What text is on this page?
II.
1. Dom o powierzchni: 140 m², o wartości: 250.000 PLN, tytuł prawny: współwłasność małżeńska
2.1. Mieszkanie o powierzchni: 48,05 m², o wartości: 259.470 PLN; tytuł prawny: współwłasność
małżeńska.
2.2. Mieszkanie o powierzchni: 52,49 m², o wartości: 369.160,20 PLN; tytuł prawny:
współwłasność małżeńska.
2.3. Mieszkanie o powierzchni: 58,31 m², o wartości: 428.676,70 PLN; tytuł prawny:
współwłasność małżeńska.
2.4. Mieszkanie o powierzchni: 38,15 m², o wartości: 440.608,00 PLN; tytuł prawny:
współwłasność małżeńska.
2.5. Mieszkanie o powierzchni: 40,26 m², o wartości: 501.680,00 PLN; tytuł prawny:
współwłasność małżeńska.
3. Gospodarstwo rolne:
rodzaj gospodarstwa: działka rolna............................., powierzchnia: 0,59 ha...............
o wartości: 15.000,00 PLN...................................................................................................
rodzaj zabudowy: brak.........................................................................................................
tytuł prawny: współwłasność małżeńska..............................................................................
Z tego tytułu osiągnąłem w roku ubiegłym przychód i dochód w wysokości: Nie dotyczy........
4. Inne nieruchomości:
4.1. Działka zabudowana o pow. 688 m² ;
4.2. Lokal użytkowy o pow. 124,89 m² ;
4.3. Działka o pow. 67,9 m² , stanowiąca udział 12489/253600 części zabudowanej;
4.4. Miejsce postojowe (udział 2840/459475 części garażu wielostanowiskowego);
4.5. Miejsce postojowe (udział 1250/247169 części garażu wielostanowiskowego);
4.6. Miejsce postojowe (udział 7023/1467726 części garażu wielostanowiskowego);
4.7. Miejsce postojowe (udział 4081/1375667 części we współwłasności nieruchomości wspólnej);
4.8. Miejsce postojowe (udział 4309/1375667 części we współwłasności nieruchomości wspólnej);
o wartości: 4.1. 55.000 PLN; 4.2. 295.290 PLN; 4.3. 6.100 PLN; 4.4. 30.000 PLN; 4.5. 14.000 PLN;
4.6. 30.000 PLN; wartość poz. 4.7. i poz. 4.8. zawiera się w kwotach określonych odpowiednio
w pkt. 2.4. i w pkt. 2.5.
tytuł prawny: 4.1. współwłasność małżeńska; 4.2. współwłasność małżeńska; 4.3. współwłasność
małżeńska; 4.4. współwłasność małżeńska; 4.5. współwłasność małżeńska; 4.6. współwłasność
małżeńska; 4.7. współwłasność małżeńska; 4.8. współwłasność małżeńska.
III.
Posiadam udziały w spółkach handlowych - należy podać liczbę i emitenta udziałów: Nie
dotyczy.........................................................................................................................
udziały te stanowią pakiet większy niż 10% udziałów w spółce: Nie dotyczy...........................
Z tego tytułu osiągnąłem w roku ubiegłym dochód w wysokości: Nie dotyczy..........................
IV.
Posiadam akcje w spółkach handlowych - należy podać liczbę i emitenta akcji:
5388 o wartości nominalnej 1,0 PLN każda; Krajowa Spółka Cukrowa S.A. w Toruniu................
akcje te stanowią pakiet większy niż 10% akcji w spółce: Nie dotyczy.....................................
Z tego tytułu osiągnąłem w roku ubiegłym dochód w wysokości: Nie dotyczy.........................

# TO DO
Return the listing above in its exact form.

# TASK RESPONSE
What text is on this page?
II.
1. Dom o powierzchni: 140 m², o wartości: 250.000 PLN, tytuł prawny: współwłasność małżeńska
2.1. Mieszkanie o powierzchni: 48,05 m², o wartości: 259.470 PLN; tytuł prawny: współwłasność
małżeńska.
2.2. Mieszkanie o powierzchni: 52,49 m², o wartości: 369.160,20 PLN; tytuł prawny:
współwłasność małżeńska.
2.3. Mieszkanie o powierzchni: 58,31 m², o wartości: 428.676,70 PLN; tytuł prawny:
współwłasność małżeńska.
2.4. Mieszkanie o powierzchni: 38,15 m², o wartości: 440.608,00 PLN; tytuł prawny:
współwłasność małżeńska.
2.5. Mieszkanie o powierzchni: 40,26 m², o wartości: 501.680,00 PLN; tytuł prawny:
współwłasność małżeńska.
3. Gospodarstwo rolne:
rodzaj gospodarstwa: działka rolna............................., powierzchnia: 0,59 ha...............
o wartości: 15.000,00 PLN...................................................................................................
rodzaj zabudowy: brak.........................................................................................................
tytuł prawny: współwłasność małżeńska..............................................................................
Z tego tytułu osiągnąłem w roku ubiegłym przychód i dochód w wysokości: Nie dotyczy........
4. Inne nieruchomości:
4.1. Działka zabudowana o pow. 688 m² ;
4.2. Lokal użytkowy o pow. 124,89 m² ;
4.3. Działka o pow. 67,9 m² , stanowiąca udział 12489/253600 części zabudowanej;
4.4. Miejsce postojowe (udział 2840/459475 części garażu wielostanowiskowego);
4.5. Miejsce postojowe (udział 1250/247169 części garażu wielostanowiskowego);
4.6. Miejsce postojowe (udział 7023/1467726 części garażu wielostanowiskowego);
4.7. Miejsce postojowe (udział 4081/1375667 części we współwłasności nieruchomości wspólnej);
4.8. Miejsce postojowe (udział 4309/1375667 części we współwłasności nieruchomości wspólnej);
o wartości: 4.1. 55.000 PLN; 4.2. 295.290 PLN; 4.3. 6.100 PLN; 4.4. 30.000 PLN; 4.5. 14.000 PLN;
4.6. 30.000 PLN; wartość poz. 4.7. i poz. 4.8. zawiera się w kwotach określonych odpowiednio
w pkt. 2.4. i w pkt. 2.5.
tytuł prawny: 4.1. współwłasność małżeńska; 4.2. współwłasność małżeńska; 4.3. współwłasność
małżeńska; 4.4. współwłasność małżeńska; 4.5. współwłasność małżeńska; 4.6. współwłasność
małżeńska; 4.7. współwłasność małżeńska; 4.8. współwłasność małżeńska.
III.
Posiadam udziały w spółkach handlowych - należy podać liczbę i emitenta udziałów: Nie
dotyczy.........................................................................................................................
udziały te stanowią pakiet większy niż 10% udziałów w spółce: Nie dotyczy...........................
Z tego tytułu osiągnąłem w roku ubiegłym dochód w wysokości: Nie dotyczy..........................
IV.
Posiadam akcje w spółkach handlowych - należy podać liczbę i emitenta akcji:
5388 o wartości nominalnej 1,0 PLN każda; Krajowa Spółka Cukrowa S.A. w Toruniu................
akcje te stanowią pakiet większy niż 10% akcji w spółce: Nie dotyczy.....................................
Z tego tytułu osiągnąłem w roku ubiegłym dochód w wysokości: Nie dotyczy.........................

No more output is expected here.